• Goal:
Retype exactly the lines below, starting with the line that contains "Decode this image" and ending with the last line; leave out any pictures.

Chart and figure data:

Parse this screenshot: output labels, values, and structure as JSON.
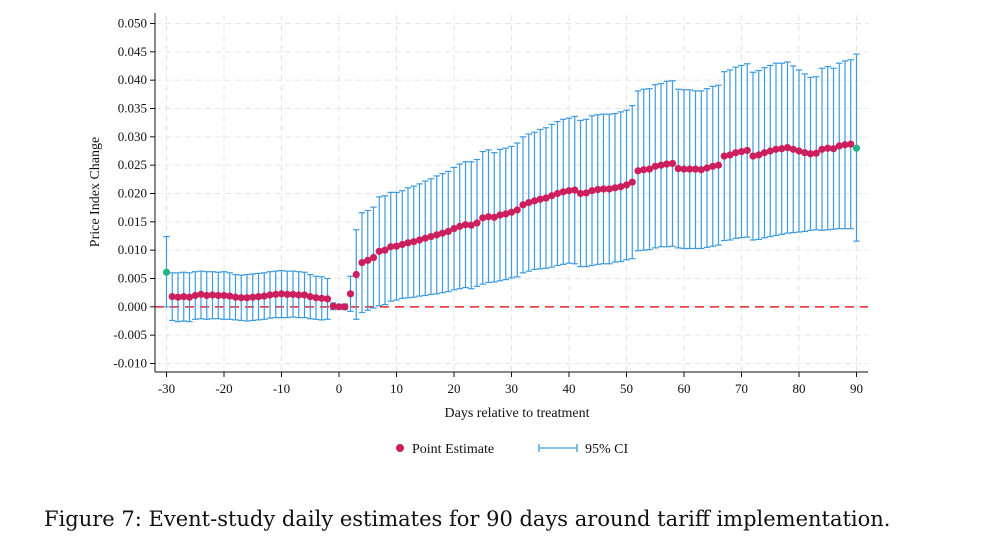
{
  "chart_data": {
    "type": "scatter",
    "title": "",
    "xlabel": "Days relative to treatment",
    "ylabel": "Price Index Change",
    "xlim": [
      -32,
      92
    ],
    "ylim": [
      -0.0115,
      0.0515
    ],
    "x_ticks": [
      "-30",
      "-20",
      "-10",
      "0",
      "10",
      "20",
      "30",
      "40",
      "50",
      "60",
      "70",
      "80",
      "90"
    ],
    "y_ticks": [
      "0.050",
      "0.045",
      "0.040",
      "0.035",
      "0.030",
      "0.025",
      "0.020",
      "0.015",
      "0.010",
      "0.005",
      "0.000",
      "-0.005",
      "-0.010"
    ],
    "reference_line": {
      "y": 0,
      "color": "#e8252a",
      "style": "dashed"
    },
    "colors": {
      "point": "#cc1f5e",
      "ci": "#3c9ae0",
      "endpoint": "#20b584",
      "grid": "#e6e6e6"
    },
    "legend": {
      "point_label": "Point Estimate",
      "ci_label": "95% CI",
      "position": "bottom"
    },
    "series": [
      {
        "name": "Point Estimate",
        "x": [
          -30,
          -29,
          -28,
          -27,
          -26,
          -25,
          -24,
          -23,
          -22,
          -21,
          -20,
          -19,
          -18,
          -17,
          -16,
          -15,
          -14,
          -13,
          -12,
          -11,
          -10,
          -9,
          -8,
          -7,
          -6,
          -5,
          -4,
          -3,
          -2,
          -1,
          0,
          1,
          2,
          3,
          4,
          5,
          6,
          7,
          8,
          9,
          10,
          11,
          12,
          13,
          14,
          15,
          16,
          17,
          18,
          19,
          20,
          21,
          22,
          23,
          24,
          25,
          26,
          27,
          28,
          29,
          30,
          31,
          32,
          33,
          34,
          35,
          36,
          37,
          38,
          39,
          40,
          41,
          42,
          43,
          44,
          45,
          46,
          47,
          48,
          49,
          50,
          51,
          52,
          53,
          54,
          55,
          56,
          57,
          58,
          59,
          60,
          61,
          62,
          63,
          64,
          65,
          66,
          67,
          68,
          69,
          70,
          71,
          72,
          73,
          74,
          75,
          76,
          77,
          78,
          79,
          80,
          81,
          82,
          83,
          84,
          85,
          86,
          87,
          88,
          89,
          90
        ],
        "y": [
          0.0061,
          0.0018,
          0.0017,
          0.0018,
          0.0017,
          0.002,
          0.0022,
          0.002,
          0.0021,
          0.002,
          0.002,
          0.0019,
          0.0017,
          0.0016,
          0.0016,
          0.0017,
          0.0018,
          0.0019,
          0.0021,
          0.0022,
          0.0023,
          0.0022,
          0.0022,
          0.0021,
          0.0021,
          0.0018,
          0.0016,
          0.0015,
          0.0014,
          0.0001,
          0.0,
          0.0,
          0.0023,
          0.0057,
          0.0078,
          0.0082,
          0.0087,
          0.0098,
          0.01,
          0.0106,
          0.0107,
          0.011,
          0.0113,
          0.0115,
          0.0118,
          0.0121,
          0.0124,
          0.0127,
          0.013,
          0.0133,
          0.0138,
          0.0142,
          0.0145,
          0.0144,
          0.0148,
          0.0157,
          0.0159,
          0.0158,
          0.0162,
          0.0164,
          0.0167,
          0.0171,
          0.018,
          0.0184,
          0.0187,
          0.019,
          0.0192,
          0.0196,
          0.02,
          0.0203,
          0.0205,
          0.0206,
          0.02,
          0.0201,
          0.0205,
          0.0207,
          0.0208,
          0.0208,
          0.021,
          0.0212,
          0.0215,
          0.022,
          0.024,
          0.0242,
          0.0243,
          0.0248,
          0.025,
          0.0252,
          0.0253,
          0.0244,
          0.0243,
          0.0243,
          0.0243,
          0.0242,
          0.0245,
          0.0248,
          0.025,
          0.0266,
          0.0268,
          0.0272,
          0.0274,
          0.0276,
          0.0266,
          0.0268,
          0.0272,
          0.0275,
          0.0278,
          0.0279,
          0.0281,
          0.0278,
          0.0275,
          0.0272,
          0.027,
          0.0271,
          0.0278,
          0.028,
          0.0279,
          0.0284,
          0.0286,
          0.0287,
          0.028
        ]
      },
      {
        "name": "95% CI",
        "lower": [
          0.0,
          -0.0024,
          -0.0026,
          -0.0025,
          -0.0026,
          -0.0022,
          -0.0021,
          -0.0022,
          -0.0021,
          -0.0021,
          -0.0022,
          -0.0022,
          -0.0023,
          -0.0024,
          -0.0025,
          -0.0024,
          -0.0023,
          -0.0022,
          -0.002,
          -0.0019,
          -0.0019,
          -0.0019,
          -0.0018,
          -0.0019,
          -0.0019,
          -0.0021,
          -0.0022,
          -0.0023,
          -0.0022,
          -0.0005,
          -0.0003,
          -0.0005,
          -0.0008,
          -0.0022,
          -0.001,
          -0.0006,
          -0.0002,
          0.0002,
          0.0004,
          0.001,
          0.0012,
          0.0015,
          0.0016,
          0.0017,
          0.0019,
          0.002,
          0.0022,
          0.0023,
          0.0025,
          0.0027,
          0.003,
          0.0032,
          0.0034,
          0.0032,
          0.0036,
          0.004,
          0.0043,
          0.0044,
          0.0046,
          0.0048,
          0.0051,
          0.0053,
          0.006,
          0.0063,
          0.0066,
          0.0067,
          0.0068,
          0.007,
          0.0073,
          0.0075,
          0.0077,
          0.0076,
          0.0071,
          0.0071,
          0.0073,
          0.0075,
          0.0076,
          0.0076,
          0.0079,
          0.008,
          0.0083,
          0.0085,
          0.0099,
          0.01,
          0.0101,
          0.0104,
          0.0106,
          0.0106,
          0.0107,
          0.0104,
          0.0103,
          0.0103,
          0.0103,
          0.0103,
          0.0105,
          0.0107,
          0.0109,
          0.0117,
          0.0118,
          0.0121,
          0.0122,
          0.0123,
          0.0118,
          0.0119,
          0.0122,
          0.0124,
          0.0126,
          0.0128,
          0.013,
          0.0131,
          0.0132,
          0.0133,
          0.0135,
          0.0136,
          0.0135,
          0.0136,
          0.0137,
          0.0138,
          0.0138,
          0.0138,
          0.0116
        ],
        "upper": [
          0.0124,
          0.006,
          0.006,
          0.0061,
          0.006,
          0.0062,
          0.0063,
          0.0062,
          0.0062,
          0.0061,
          0.0062,
          0.006,
          0.0057,
          0.0056,
          0.0057,
          0.0058,
          0.0059,
          0.006,
          0.0062,
          0.0063,
          0.0064,
          0.0063,
          0.0063,
          0.0062,
          0.0061,
          0.0057,
          0.0054,
          0.0053,
          0.005,
          0.0007,
          0.0003,
          0.0005,
          0.0054,
          0.0136,
          0.0166,
          0.017,
          0.0176,
          0.0194,
          0.0196,
          0.0202,
          0.0202,
          0.0205,
          0.021,
          0.0213,
          0.0217,
          0.0222,
          0.0226,
          0.0231,
          0.0235,
          0.0239,
          0.0246,
          0.0252,
          0.0256,
          0.0256,
          0.026,
          0.0274,
          0.0277,
          0.0272,
          0.0278,
          0.028,
          0.0283,
          0.0289,
          0.03,
          0.0305,
          0.0308,
          0.0313,
          0.0316,
          0.0322,
          0.0327,
          0.0331,
          0.0333,
          0.0336,
          0.0329,
          0.0331,
          0.0337,
          0.0339,
          0.034,
          0.034,
          0.0341,
          0.0344,
          0.0347,
          0.0355,
          0.0381,
          0.0384,
          0.0385,
          0.0392,
          0.0394,
          0.0398,
          0.0399,
          0.0384,
          0.0383,
          0.0383,
          0.0381,
          0.0381,
          0.0385,
          0.0389,
          0.0391,
          0.0415,
          0.0418,
          0.0423,
          0.0426,
          0.0429,
          0.0414,
          0.0417,
          0.0422,
          0.0426,
          0.043,
          0.043,
          0.0432,
          0.0425,
          0.0418,
          0.0411,
          0.0405,
          0.0406,
          0.0421,
          0.0424,
          0.0421,
          0.043,
          0.0434,
          0.0436,
          0.0446
        ]
      }
    ]
  },
  "caption": "Figure 7: Event-study daily estimates for 90 days around tariff implementation."
}
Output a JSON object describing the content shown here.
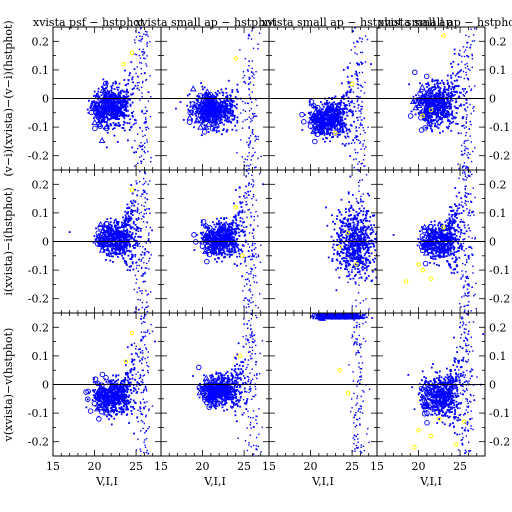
{
  "chart_data": {
    "type": "scatter",
    "layout": "3x4 grid of panels, shared axes",
    "column_titles": [
      "xvista psf − hstphot",
      "xvista small ap − hstphot",
      "xvista small ap − hstphot small ap",
      "xvista small ap − hstphot pl"
    ],
    "row_ylabels": [
      "(v−i)(xvista)−(v−i)(hstphot)",
      "i(xvista)−i(hstphot)",
      "v(xvista)−v(hstphot)"
    ],
    "xlabel": "V,I,I",
    "xlim": [
      15,
      28
    ],
    "ylim": [
      -0.25,
      0.25
    ],
    "x_ticks": [
      15,
      20,
      25
    ],
    "y_ticks": [
      -0.2,
      -0.1,
      0,
      0.1,
      0.2
    ],
    "zero_line": 0,
    "series_colors": {
      "main": "#0000ff",
      "secondary": "#ffff00"
    },
    "panels": [
      {
        "row": 0,
        "col": 0,
        "center_x": 22.2,
        "center_y": -0.03,
        "spread_y": 0.035,
        "tail": "up",
        "secondary_points": [
          [
            23.5,
            0.12
          ],
          [
            24.5,
            0.16
          ]
        ]
      },
      {
        "row": 0,
        "col": 1,
        "center_x": 21.5,
        "center_y": -0.04,
        "spread_y": 0.03,
        "tail": "up",
        "secondary_points": [
          [
            24.0,
            0.14
          ]
        ]
      },
      {
        "row": 0,
        "col": 2,
        "center_x": 22.5,
        "center_y": -0.07,
        "spread_y": 0.03,
        "tail": "up",
        "secondary_points": [
          [
            23.0,
            -0.12
          ],
          [
            25.0,
            0.05
          ]
        ]
      },
      {
        "row": 0,
        "col": 3,
        "center_x": 22.5,
        "center_y": -0.02,
        "spread_y": 0.035,
        "tail": "up",
        "secondary_points": [
          [
            20.5,
            -0.06
          ],
          [
            23.0,
            0.22
          ],
          [
            21.5,
            -0.04
          ]
        ]
      },
      {
        "row": 1,
        "col": 0,
        "center_x": 23.0,
        "center_y": 0.01,
        "spread_y": 0.03,
        "tail": "up",
        "secondary_points": [
          [
            24.5,
            0.18
          ]
        ]
      },
      {
        "row": 1,
        "col": 1,
        "center_x": 22.5,
        "center_y": 0.01,
        "spread_y": 0.03,
        "tail": "up",
        "secondary_points": [
          [
            24.0,
            0.12
          ],
          [
            24.8,
            -0.05
          ]
        ]
      },
      {
        "row": 1,
        "col": 2,
        "center_x": 25.5,
        "center_y": 0.0,
        "spread_y": 0.06,
        "tail": "none",
        "secondary_points": [
          [
            23.5,
            -0.02
          ],
          [
            24.5,
            0.03
          ],
          [
            25.5,
            -0.08
          ]
        ]
      },
      {
        "row": 1,
        "col": 3,
        "center_x": 23.0,
        "center_y": 0.0,
        "spread_y": 0.03,
        "tail": "up",
        "secondary_points": [
          [
            20.0,
            -0.08
          ],
          [
            20.5,
            -0.1
          ],
          [
            21.5,
            -0.13
          ],
          [
            18.5,
            -0.14
          ],
          [
            23.0,
            0.05
          ]
        ]
      },
      {
        "row": 2,
        "col": 0,
        "center_x": 22.5,
        "center_y": -0.04,
        "spread_y": 0.03,
        "tail": "up",
        "secondary_points": [
          [
            24.5,
            0.18
          ],
          [
            23.8,
            0.08
          ]
        ]
      },
      {
        "row": 2,
        "col": 1,
        "center_x": 22.5,
        "center_y": -0.02,
        "spread_y": 0.025,
        "tail": "up",
        "secondary_points": [
          [
            24.5,
            0.1
          ]
        ]
      },
      {
        "row": 2,
        "col": 2,
        "center_x": 23.5,
        "center_y": 0.23,
        "spread_y": 0.01,
        "tail": "none",
        "secondary_points": [
          [
            23.5,
            0.05
          ],
          [
            24.5,
            -0.03
          ]
        ]
      },
      {
        "row": 2,
        "col": 3,
        "center_x": 23.0,
        "center_y": -0.04,
        "spread_y": 0.035,
        "tail": "up",
        "secondary_points": [
          [
            20.0,
            -0.16
          ],
          [
            21.5,
            -0.18
          ],
          [
            25.5,
            -0.13
          ],
          [
            24.5,
            -0.21
          ],
          [
            22.5,
            -0.12
          ],
          [
            19.5,
            -0.22
          ]
        ]
      }
    ]
  }
}
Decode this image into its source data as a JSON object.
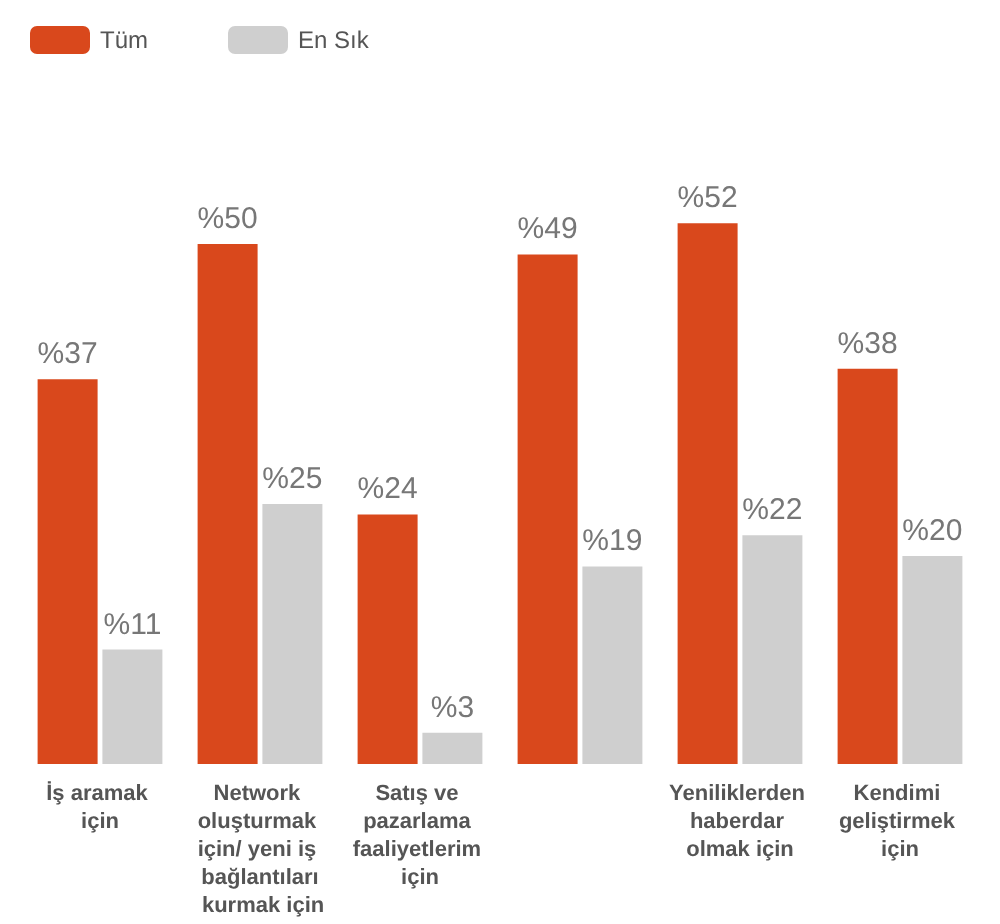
{
  "chart_data": {
    "type": "bar",
    "categories": [
      "İş aramak için",
      "Network oluşturmak için/ yeni iş bağlantıları kurmak için",
      "Satış ve pazarlama faaliyetlerim için",
      null,
      "Yeniliklerden haberdar olmak için",
      "Kendimi geliştirmek için"
    ],
    "series": [
      {
        "name": "Tüm",
        "color": "#d9481c",
        "values": [
          37,
          50,
          24,
          49,
          52,
          38
        ],
        "value_labels": [
          "%37",
          "%50",
          "%24",
          "%49",
          "%52",
          "%38"
        ]
      },
      {
        "name": "En Sık",
        "color": "#cfcfcf",
        "values": [
          11,
          25,
          3,
          19,
          22,
          20
        ],
        "value_labels": [
          "%11",
          "%25",
          "%3",
          "%19",
          "%22",
          "%20"
        ]
      }
    ],
    "legend": "top left"
  }
}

• The response:
Decode this image into its source data as a JSON object.
{
  "chart_data": {
    "type": "bar",
    "categories": [
      "İş aramak için",
      "Network oluşturmak için/ yeni iş bağlantıları kurmak için",
      "Satış ve pazarlama faaliyetlerim için",
      null,
      "Yeniliklerden haberdar olmak için",
      "Kendimi geliştirmek için"
    ],
    "series": [
      {
        "name": "Tüm",
        "color": "#d9481c",
        "values": [
          37,
          50,
          24,
          49,
          52,
          38
        ],
        "value_labels": [
          "%37",
          "%50",
          "%24",
          "%49",
          "%52",
          "%38"
        ]
      },
      {
        "name": "En Sık",
        "color": "#cfcfcf",
        "values": [
          11,
          25,
          3,
          19,
          22,
          20
        ],
        "value_labels": [
          "%11",
          "%25",
          "%3",
          "%19",
          "%22",
          "%20"
        ]
      }
    ],
    "legend": "top left"
  }
}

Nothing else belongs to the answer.